### Problem to solve
Return the lines below that carry the word "JSON".

### Data provided
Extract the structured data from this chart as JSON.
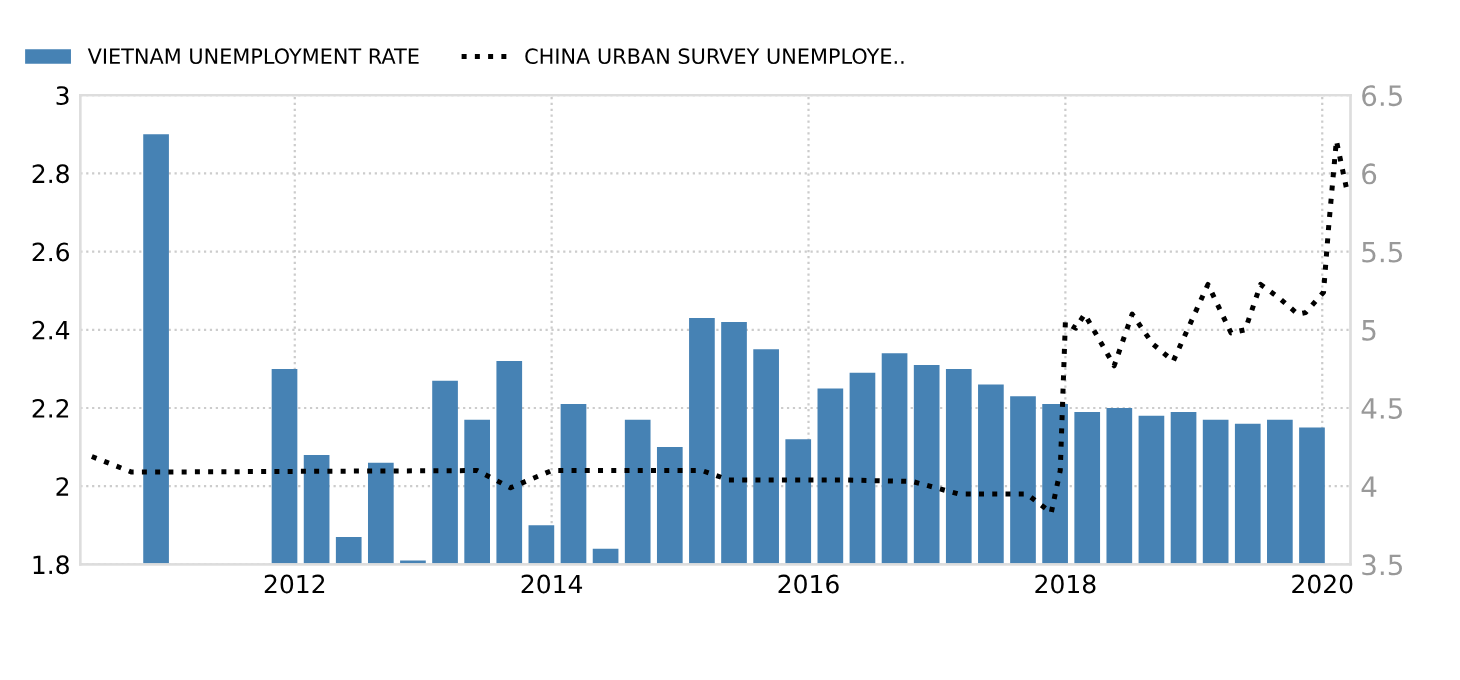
{
  "chart_data": {
    "type": "bar",
    "xlim": [
      2010.33,
      2020.22
    ],
    "xticks": [
      2012,
      2014,
      2016,
      2018,
      2020
    ],
    "ylim": [
      1.8,
      3
    ],
    "yticks": [
      1.8,
      2,
      2.2,
      2.4,
      2.6,
      2.8,
      3
    ],
    "y2lim": [
      3.5,
      6.5
    ],
    "y2ticks": [
      3.5,
      4,
      4.5,
      5,
      5.5,
      6,
      6.5
    ],
    "grid": true,
    "legend": "top left",
    "series": [
      {
        "name": "VIETNAM UNEMPLOYMENT RATE",
        "color": "#4682b4",
        "x": [
          2010.92,
          2011.92,
          2012.17,
          2012.42,
          2012.67,
          2012.92,
          2013.17,
          2013.42,
          2013.67,
          2013.92,
          2014.17,
          2014.42,
          2014.67,
          2014.92,
          2015.17,
          2015.42,
          2015.67,
          2015.92,
          2016.17,
          2016.42,
          2016.67,
          2016.92,
          2017.17,
          2017.42,
          2017.67,
          2017.92,
          2018.17,
          2018.42,
          2018.67,
          2018.92,
          2019.17,
          2019.42,
          2019.67,
          2019.92
        ],
        "values": [
          2.9,
          2.3,
          2.08,
          1.87,
          2.06,
          1.81,
          2.27,
          2.17,
          2.32,
          1.9,
          2.21,
          1.84,
          2.17,
          2.1,
          2.43,
          2.42,
          2.35,
          2.12,
          2.25,
          2.29,
          2.34,
          2.31,
          2.3,
          2.26,
          2.23,
          2.21,
          2.19,
          2.2,
          2.18,
          2.19,
          2.17,
          2.16,
          2.17,
          2.15
        ]
      },
      {
        "name": "CHINA URBAN SURVEY UNEMPLOYE..",
        "type": "line",
        "axis": "y2",
        "color": "#000000",
        "line_style": "dotted",
        "x": [
          2010.42,
          2010.73,
          2013.42,
          2013.68,
          2014.0,
          2015.17,
          2015.38,
          2016.28,
          2016.81,
          2017.17,
          2017.7,
          2017.89,
          2017.96,
          2018.0,
          2018.08,
          2018.15,
          2018.38,
          2018.52,
          2018.68,
          2018.84,
          2019.11,
          2019.29,
          2019.4,
          2019.52,
          2019.67,
          2019.81,
          2019.87,
          2020.01,
          2020.05,
          2020.11,
          2020.19
        ],
        "values": [
          4.19,
          4.09,
          4.1,
          3.99,
          4.1,
          4.1,
          4.04,
          4.04,
          4.03,
          3.95,
          3.95,
          3.83,
          4.1,
          5.05,
          5.01,
          5.1,
          4.77,
          5.1,
          4.91,
          4.8,
          5.29,
          4.98,
          5.0,
          5.29,
          5.2,
          5.1,
          5.11,
          5.24,
          5.66,
          6.21,
          5.9
        ]
      }
    ]
  }
}
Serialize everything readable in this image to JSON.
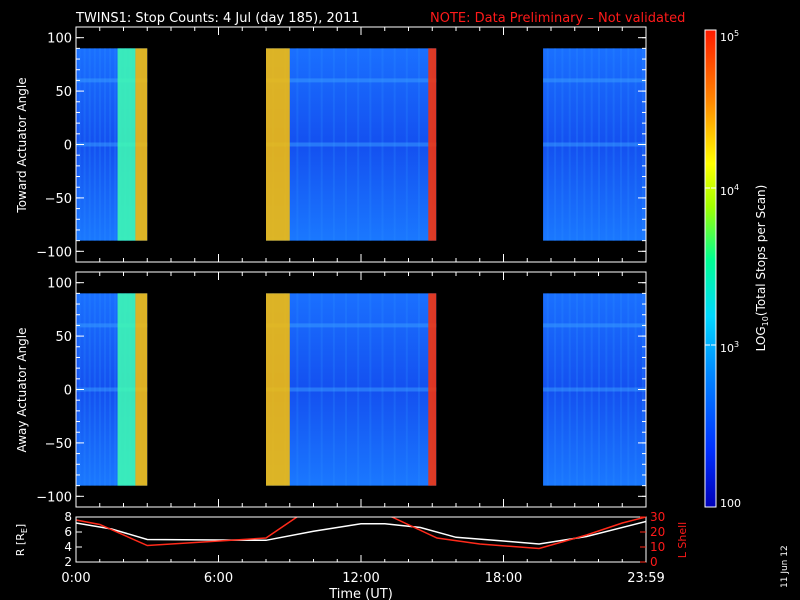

### Reply
Extract the structured data from this chart as JSON.
Serialize everything readable in this image to JSON.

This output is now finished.